Records from a data source:
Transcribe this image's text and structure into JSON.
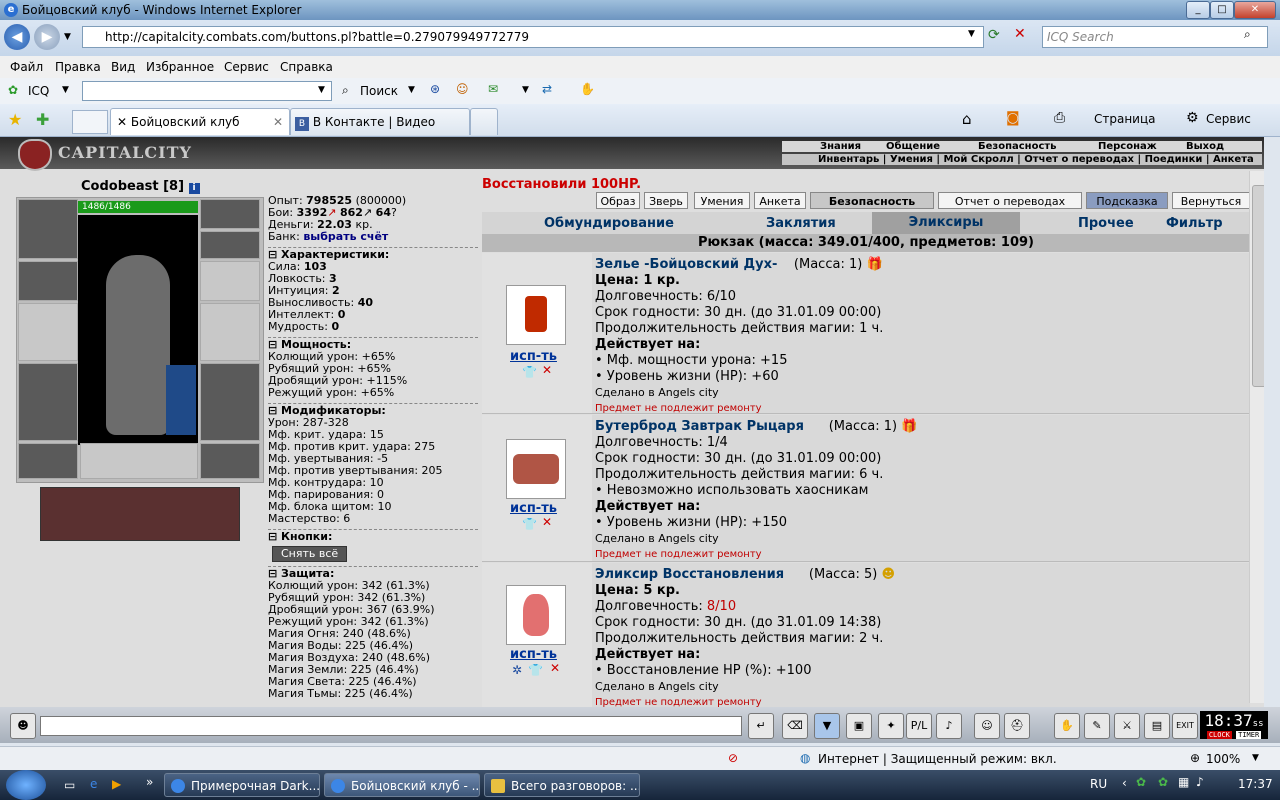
{
  "window": {
    "title": "Бойцовский клуб - Windows Internet Explorer"
  },
  "address": {
    "url": "http://capitalcity.combats.com/buttons.pl?battle=0.279079949772779",
    "search_placeholder": "ICQ Search"
  },
  "menu": [
    "Файл",
    "Правка",
    "Вид",
    "Избранное",
    "Сервис",
    "Справка"
  ],
  "toolbar": {
    "icq": "ICQ",
    "search": "Поиск"
  },
  "tabs": [
    {
      "label": "Бойцовский клуб"
    },
    {
      "label": "В Контакте | Видео"
    }
  ],
  "cmdbar": {
    "page": "Страница",
    "service": "Сервис"
  },
  "game": {
    "logo": "CAPITALCITY",
    "topnav1": [
      "Знания",
      "Общение",
      "Безопасность",
      "Персонаж",
      "Выход"
    ],
    "topnav2": "Инвентарь | Умения | Мой Скролл | Отчет о переводах | Поединки | Анкета",
    "character": {
      "name": "Codobeast",
      "level": "[8]",
      "hp": "1486/1486"
    },
    "stats": {
      "exp_label": "Опыт:",
      "exp": "798525",
      "exp_next": "(800000)",
      "fights_label": "Бои:",
      "wins": "3392",
      "losses": "862",
      "draws": "64",
      "money_label": "Деньги:",
      "money": "22.03",
      "money_unit": "кр.",
      "bank_label": "Банк:",
      "bank_link": "выбрать счёт"
    },
    "sections": {
      "characteristics": "Характеристики:",
      "power": "Мощность:",
      "modifiers": "Модификаторы:",
      "buttons": "Кнопки:",
      "protection": "Защита:"
    },
    "characteristics": [
      {
        "label": "Сила:",
        "value": "103"
      },
      {
        "label": "Ловкость:",
        "value": "3"
      },
      {
        "label": "Интуиция:",
        "value": "2"
      },
      {
        "label": "Выносливость:",
        "value": "40"
      },
      {
        "label": "Интеллект:",
        "value": "0"
      },
      {
        "label": "Мудрость:",
        "value": "0"
      }
    ],
    "power": [
      "Колющий урон: +65%",
      "Рубящий урон: +65%",
      "Дробящий урон: +115%",
      "Режущий урон: +65%"
    ],
    "modifiers": [
      "Урон: 287-328",
      "Мф. крит. удара: 15",
      "Мф. против крит. удара: 275",
      "Мф. увертывания: -5",
      "Мф. против увертывания: 205",
      "Мф. контрудара: 10",
      "Мф. парирования: 0",
      "Мф. блока щитом: 10",
      "Мастерство: 6"
    ],
    "undress_button": "Снять всё",
    "protection": [
      "Колющий урон: 342 (61.3%)",
      "Рубящий урон: 342 (61.3%)",
      "Дробящий урон: 367 (63.9%)",
      "Режущий урон: 342 (61.3%)",
      "Магия Огня: 240 (48.6%)",
      "Магия Воды: 225 (46.4%)",
      "Магия Воздуха: 240 (48.6%)",
      "Магия Земли: 225 (46.4%)",
      "Магия Света: 225 (46.4%)",
      "Магия Тьмы: 225 (46.4%)"
    ],
    "restored_msg": "Восстановили 100HP.",
    "buttons": [
      "Образ",
      "Зверь",
      "Умения",
      "Анкета",
      "Безопасность",
      "Отчет о переводах",
      "Подсказка",
      "Вернуться"
    ],
    "categories": [
      "Обмундирование",
      "Заклятия",
      "Эликсиры",
      "Прочее",
      "Фильтр"
    ],
    "backpack": "Рюкзак (масса: 349.01/400, предметов: 109)",
    "use_label": "исп-ть",
    "items": [
      {
        "name": "Зелье -Бойцовский Дух-",
        "mass": "(Масса: 1)",
        "price": "Цена: 1 кр.",
        "durability": "Долговечность: 6/10",
        "expiry": "Срок годности: 30 дн. (до 31.01.09 00:00)",
        "magic_duration": "Продолжительность действия магии: 1 ч.",
        "effects_title": "Действует на:",
        "effects": [
          "• Мф. мощности урона: +15",
          "• Уровень жизни (HP): +60"
        ],
        "made_in": "Сделано в Angels city",
        "no_repair": "Предмет не подлежит ремонту"
      },
      {
        "name": "Бутерброд Завтрак Рыцаря",
        "mass": "(Масса: 1)",
        "durability": "Долговечность: 1/4",
        "expiry": "Срок годности: 30 дн. (до 31.01.09 00:00)",
        "magic_duration": "Продолжительность действия магии: 6 ч.",
        "restriction": "• Невозможно использовать хаосникам",
        "effects_title": "Действует на:",
        "effects": [
          "• Уровень жизни (HP): +150"
        ],
        "made_in": "Сделано в Angels city",
        "no_repair": "Предмет не подлежит ремонту"
      },
      {
        "name": "Эликсир Восстановления",
        "mass": "(Масса: 5)",
        "price": "Цена: 5 кр.",
        "durability_label": "Долговечность: ",
        "durability_value": "8/10",
        "expiry": "Срок годности: 30 дн. (до 31.01.09 14:38)",
        "magic_duration": "Продолжительность действия магии: 2 ч.",
        "effects_title": "Действует на:",
        "effects": [
          "• Восстановление HP (%): +100"
        ],
        "made_in": "Сделано в Angels city",
        "no_repair": "Предмет не подлежит ремонту"
      }
    ]
  },
  "chat": {
    "clock": "18:37",
    "clock_sec": "ss",
    "clock_lbl1": "CLOCK",
    "clock_lbl2": "TIMER"
  },
  "statusbar": {
    "zone": "Интернет | Защищенный режим: вкл.",
    "zoom": "100%"
  },
  "taskbar": {
    "tasks": [
      "Примерочная Dark...",
      "Бойцовский клуб - ...",
      "Всего разговоров: ..."
    ],
    "lang": "RU",
    "time": "17:37"
  }
}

PROBLEM STATEMENT: Skip the pictures and print each record exactly as it stands.

RESULT OF THE EXERCISE:
Transcribe this image's text and structure into JSON.
{
  "window": {
    "title": "Бойцовский клуб - Windows Internet Explorer"
  },
  "address": {
    "url": "http://capitalcity.combats.com/buttons.pl?battle=0.279079949772779",
    "search_placeholder": "ICQ Search"
  },
  "menu": [
    "Файл",
    "Правка",
    "Вид",
    "Избранное",
    "Сервис",
    "Справка"
  ],
  "toolbar": {
    "icq": "ICQ",
    "search": "Поиск"
  },
  "tabs": [
    {
      "label": "Бойцовский клуб"
    },
    {
      "label": "В Контакте | Видео"
    }
  ],
  "cmdbar": {
    "page": "Страница",
    "service": "Сервис"
  },
  "game": {
    "logo": "CAPITALCITY",
    "topnav1": [
      "Знания",
      "Общение",
      "Безопасность",
      "Персонаж",
      "Выход"
    ],
    "topnav2": "Инвентарь | Умения | Мой Скролл | Отчет о переводах | Поединки | Анкета",
    "character": {
      "name": "Codobeast",
      "level": "[8]",
      "hp": "1486/1486"
    },
    "stats": {
      "exp_label": "Опыт:",
      "exp": "798525",
      "exp_next": "(800000)",
      "fights_label": "Бои:",
      "wins": "3392",
      "losses": "862",
      "draws": "64",
      "money_label": "Деньги:",
      "money": "22.03",
      "money_unit": "кр.",
      "bank_label": "Банк:",
      "bank_link": "выбрать счёт"
    },
    "sections": {
      "characteristics": "Характеристики:",
      "power": "Мощность:",
      "modifiers": "Модификаторы:",
      "buttons": "Кнопки:",
      "protection": "Защита:"
    },
    "characteristics": [
      {
        "label": "Сила:",
        "value": "103"
      },
      {
        "label": "Ловкость:",
        "value": "3"
      },
      {
        "label": "Интуиция:",
        "value": "2"
      },
      {
        "label": "Выносливость:",
        "value": "40"
      },
      {
        "label": "Интеллект:",
        "value": "0"
      },
      {
        "label": "Мудрость:",
        "value": "0"
      }
    ],
    "power": [
      "Колющий урон: +65%",
      "Рубящий урон: +65%",
      "Дробящий урон: +115%",
      "Режущий урон: +65%"
    ],
    "modifiers": [
      "Урон: 287-328",
      "Мф. крит. удара: 15",
      "Мф. против крит. удара: 275",
      "Мф. увертывания: -5",
      "Мф. против увертывания: 205",
      "Мф. контрудара: 10",
      "Мф. парирования: 0",
      "Мф. блока щитом: 10",
      "Мастерство: 6"
    ],
    "undress_button": "Снять всё",
    "protection": [
      "Колющий урон: 342 (61.3%)",
      "Рубящий урон: 342 (61.3%)",
      "Дробящий урон: 367 (63.9%)",
      "Режущий урон: 342 (61.3%)",
      "Магия Огня: 240 (48.6%)",
      "Магия Воды: 225 (46.4%)",
      "Магия Воздуха: 240 (48.6%)",
      "Магия Земли: 225 (46.4%)",
      "Магия Света: 225 (46.4%)",
      "Магия Тьмы: 225 (46.4%)"
    ],
    "restored_msg": "Восстановили 100HP.",
    "buttons": [
      "Образ",
      "Зверь",
      "Умения",
      "Анкета",
      "Безопасность",
      "Отчет о переводах",
      "Подсказка",
      "Вернуться"
    ],
    "categories": [
      "Обмундирование",
      "Заклятия",
      "Эликсиры",
      "Прочее",
      "Фильтр"
    ],
    "backpack": "Рюкзак (масса: 349.01/400, предметов: 109)",
    "use_label": "исп-ть",
    "items": [
      {
        "name": "Зелье -Бойцовский Дух-",
        "mass": "(Масса: 1)",
        "price": "Цена: 1 кр.",
        "durability": "Долговечность: 6/10",
        "expiry": "Срок годности: 30 дн. (до 31.01.09 00:00)",
        "magic_duration": "Продолжительность действия магии: 1 ч.",
        "effects_title": "Действует на:",
        "effects": [
          "• Мф. мощности урона: +15",
          "• Уровень жизни (HP): +60"
        ],
        "made_in": "Сделано в Angels city",
        "no_repair": "Предмет не подлежит ремонту"
      },
      {
        "name": "Бутерброд Завтрак Рыцаря",
        "mass": "(Масса: 1)",
        "durability": "Долговечность: 1/4",
        "expiry": "Срок годности: 30 дн. (до 31.01.09 00:00)",
        "magic_duration": "Продолжительность действия магии: 6 ч.",
        "restriction": "• Невозможно использовать хаосникам",
        "effects_title": "Действует на:",
        "effects": [
          "• Уровень жизни (HP): +150"
        ],
        "made_in": "Сделано в Angels city",
        "no_repair": "Предмет не подлежит ремонту"
      },
      {
        "name": "Эликсир Восстановления",
        "mass": "(Масса: 5)",
        "price": "Цена: 5 кр.",
        "durability_label": "Долговечность: ",
        "durability_value": "8/10",
        "expiry": "Срок годности: 30 дн. (до 31.01.09 14:38)",
        "magic_duration": "Продолжительность действия магии: 2 ч.",
        "effects_title": "Действует на:",
        "effects": [
          "• Восстановление HP (%): +100"
        ],
        "made_in": "Сделано в Angels city",
        "no_repair": "Предмет не подлежит ремонту"
      }
    ]
  },
  "chat": {
    "clock": "18:37",
    "clock_sec": "ss",
    "clock_lbl1": "CLOCK",
    "clock_lbl2": "TIMER"
  },
  "statusbar": {
    "zone": "Интернет | Защищенный режим: вкл.",
    "zoom": "100%"
  },
  "taskbar": {
    "tasks": [
      "Примерочная Dark...",
      "Бойцовский клуб - ...",
      "Всего разговоров: ..."
    ],
    "lang": "RU",
    "time": "17:37"
  }
}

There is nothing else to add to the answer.